(TASK STATEMENT) Your task is to give the data again, exactly, with every line intact.

(MATERIAL FOR THE TASK)
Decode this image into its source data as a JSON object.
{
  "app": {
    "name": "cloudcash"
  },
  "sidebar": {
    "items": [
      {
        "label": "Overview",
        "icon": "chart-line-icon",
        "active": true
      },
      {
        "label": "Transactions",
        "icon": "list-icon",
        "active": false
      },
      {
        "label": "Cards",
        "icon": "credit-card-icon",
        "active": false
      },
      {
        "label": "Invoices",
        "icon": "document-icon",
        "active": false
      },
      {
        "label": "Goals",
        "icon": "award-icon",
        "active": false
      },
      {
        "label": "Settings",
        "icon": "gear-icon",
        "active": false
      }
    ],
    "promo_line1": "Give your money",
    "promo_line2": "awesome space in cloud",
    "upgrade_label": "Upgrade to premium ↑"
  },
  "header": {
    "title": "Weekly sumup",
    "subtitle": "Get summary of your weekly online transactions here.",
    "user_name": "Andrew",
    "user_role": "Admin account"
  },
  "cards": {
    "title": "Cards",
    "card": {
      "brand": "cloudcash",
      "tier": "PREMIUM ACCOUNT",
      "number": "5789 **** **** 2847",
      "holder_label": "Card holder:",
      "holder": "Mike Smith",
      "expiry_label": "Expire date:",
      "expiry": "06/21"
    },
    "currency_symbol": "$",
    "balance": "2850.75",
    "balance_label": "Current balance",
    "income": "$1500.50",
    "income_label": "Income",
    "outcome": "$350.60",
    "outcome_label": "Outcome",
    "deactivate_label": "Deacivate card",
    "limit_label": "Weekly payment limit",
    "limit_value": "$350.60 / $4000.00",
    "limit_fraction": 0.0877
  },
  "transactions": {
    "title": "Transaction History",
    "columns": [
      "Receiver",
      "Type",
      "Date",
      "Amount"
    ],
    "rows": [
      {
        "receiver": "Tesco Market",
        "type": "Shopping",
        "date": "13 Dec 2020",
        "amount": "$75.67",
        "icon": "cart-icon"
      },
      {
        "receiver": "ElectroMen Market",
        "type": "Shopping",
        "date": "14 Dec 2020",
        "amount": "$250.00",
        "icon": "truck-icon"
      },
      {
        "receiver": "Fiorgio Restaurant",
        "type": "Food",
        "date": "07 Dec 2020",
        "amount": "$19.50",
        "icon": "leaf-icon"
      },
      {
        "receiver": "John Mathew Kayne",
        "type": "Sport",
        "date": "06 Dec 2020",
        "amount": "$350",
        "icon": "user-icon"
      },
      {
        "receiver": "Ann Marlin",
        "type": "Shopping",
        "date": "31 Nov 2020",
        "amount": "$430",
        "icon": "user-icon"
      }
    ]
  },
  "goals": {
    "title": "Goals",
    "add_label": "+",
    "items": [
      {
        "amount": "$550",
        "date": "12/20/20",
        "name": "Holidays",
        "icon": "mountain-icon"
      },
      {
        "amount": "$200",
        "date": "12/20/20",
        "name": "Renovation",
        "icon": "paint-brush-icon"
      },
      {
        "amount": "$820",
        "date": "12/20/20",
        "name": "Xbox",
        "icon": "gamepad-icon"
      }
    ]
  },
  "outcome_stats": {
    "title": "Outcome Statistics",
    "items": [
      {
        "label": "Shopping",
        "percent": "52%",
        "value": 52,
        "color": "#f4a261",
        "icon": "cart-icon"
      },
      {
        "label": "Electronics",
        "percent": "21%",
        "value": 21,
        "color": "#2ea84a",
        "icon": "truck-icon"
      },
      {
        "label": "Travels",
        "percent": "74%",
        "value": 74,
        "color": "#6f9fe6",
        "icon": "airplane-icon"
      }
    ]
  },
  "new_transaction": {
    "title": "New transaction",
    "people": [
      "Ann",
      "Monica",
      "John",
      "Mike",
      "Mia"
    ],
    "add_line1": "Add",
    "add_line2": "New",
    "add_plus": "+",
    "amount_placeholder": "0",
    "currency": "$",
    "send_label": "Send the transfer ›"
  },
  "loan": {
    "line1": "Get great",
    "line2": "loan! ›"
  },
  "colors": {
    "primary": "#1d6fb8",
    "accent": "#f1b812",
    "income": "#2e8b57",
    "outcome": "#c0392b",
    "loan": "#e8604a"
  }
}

(REPLY TO THE EXERCISE)
Decode this image into its source data as a JSON object.
{
  "app": {
    "name": "cloudcash"
  },
  "sidebar": {
    "items": [
      {
        "label": "Overview",
        "icon": "chart-line-icon",
        "active": true
      },
      {
        "label": "Transactions",
        "icon": "list-icon",
        "active": false
      },
      {
        "label": "Cards",
        "icon": "credit-card-icon",
        "active": false
      },
      {
        "label": "Invoices",
        "icon": "document-icon",
        "active": false
      },
      {
        "label": "Goals",
        "icon": "award-icon",
        "active": false
      },
      {
        "label": "Settings",
        "icon": "gear-icon",
        "active": false
      }
    ],
    "promo_line1": "Give your money",
    "promo_line2": "awesome space in cloud",
    "upgrade_label": "Upgrade to premium ↑"
  },
  "header": {
    "title": "Weekly sumup",
    "subtitle": "Get summary of your weekly online transactions here.",
    "user_name": "Andrew",
    "user_role": "Admin account"
  },
  "cards": {
    "title": "Cards",
    "card": {
      "brand": "cloudcash",
      "tier": "PREMIUM ACCOUNT",
      "number": "5789 **** **** 2847",
      "holder_label": "Card holder:",
      "holder": "Mike Smith",
      "expiry_label": "Expire date:",
      "expiry": "06/21"
    },
    "currency_symbol": "$",
    "balance": "2850.75",
    "balance_label": "Current balance",
    "income": "$1500.50",
    "income_label": "Income",
    "outcome": "$350.60",
    "outcome_label": "Outcome",
    "deactivate_label": "Deacivate card",
    "limit_label": "Weekly payment limit",
    "limit_value": "$350.60 / $4000.00",
    "limit_fraction": 0.0877
  },
  "transactions": {
    "title": "Transaction History",
    "columns": [
      "Receiver",
      "Type",
      "Date",
      "Amount"
    ],
    "rows": [
      {
        "receiver": "Tesco Market",
        "type": "Shopping",
        "date": "13 Dec 2020",
        "amount": "$75.67",
        "icon": "cart-icon"
      },
      {
        "receiver": "ElectroMen Market",
        "type": "Shopping",
        "date": "14 Dec 2020",
        "amount": "$250.00",
        "icon": "truck-icon"
      },
      {
        "receiver": "Fiorgio Restaurant",
        "type": "Food",
        "date": "07 Dec 2020",
        "amount": "$19.50",
        "icon": "leaf-icon"
      },
      {
        "receiver": "John Mathew Kayne",
        "type": "Sport",
        "date": "06 Dec 2020",
        "amount": "$350",
        "icon": "user-icon"
      },
      {
        "receiver": "Ann Marlin",
        "type": "Shopping",
        "date": "31 Nov 2020",
        "amount": "$430",
        "icon": "user-icon"
      }
    ]
  },
  "goals": {
    "title": "Goals",
    "add_label": "+",
    "items": [
      {
        "amount": "$550",
        "date": "12/20/20",
        "name": "Holidays",
        "icon": "mountain-icon"
      },
      {
        "amount": "$200",
        "date": "12/20/20",
        "name": "Renovation",
        "icon": "paint-brush-icon"
      },
      {
        "amount": "$820",
        "date": "12/20/20",
        "name": "Xbox",
        "icon": "gamepad-icon"
      }
    ]
  },
  "outcome_stats": {
    "title": "Outcome Statistics",
    "items": [
      {
        "label": "Shopping",
        "percent": "52%",
        "value": 52,
        "color": "#f4a261",
        "icon": "cart-icon"
      },
      {
        "label": "Electronics",
        "percent": "21%",
        "value": 21,
        "color": "#2ea84a",
        "icon": "truck-icon"
      },
      {
        "label": "Travels",
        "percent": "74%",
        "value": 74,
        "color": "#6f9fe6",
        "icon": "airplane-icon"
      }
    ]
  },
  "new_transaction": {
    "title": "New transaction",
    "people": [
      "Ann",
      "Monica",
      "John",
      "Mike",
      "Mia"
    ],
    "add_line1": "Add",
    "add_line2": "New",
    "add_plus": "+",
    "amount_placeholder": "0",
    "currency": "$",
    "send_label": "Send the transfer ›"
  },
  "loan": {
    "line1": "Get great",
    "line2": "loan! ›"
  },
  "colors": {
    "primary": "#1d6fb8",
    "accent": "#f1b812",
    "income": "#2e8b57",
    "outcome": "#c0392b",
    "loan": "#e8604a"
  }
}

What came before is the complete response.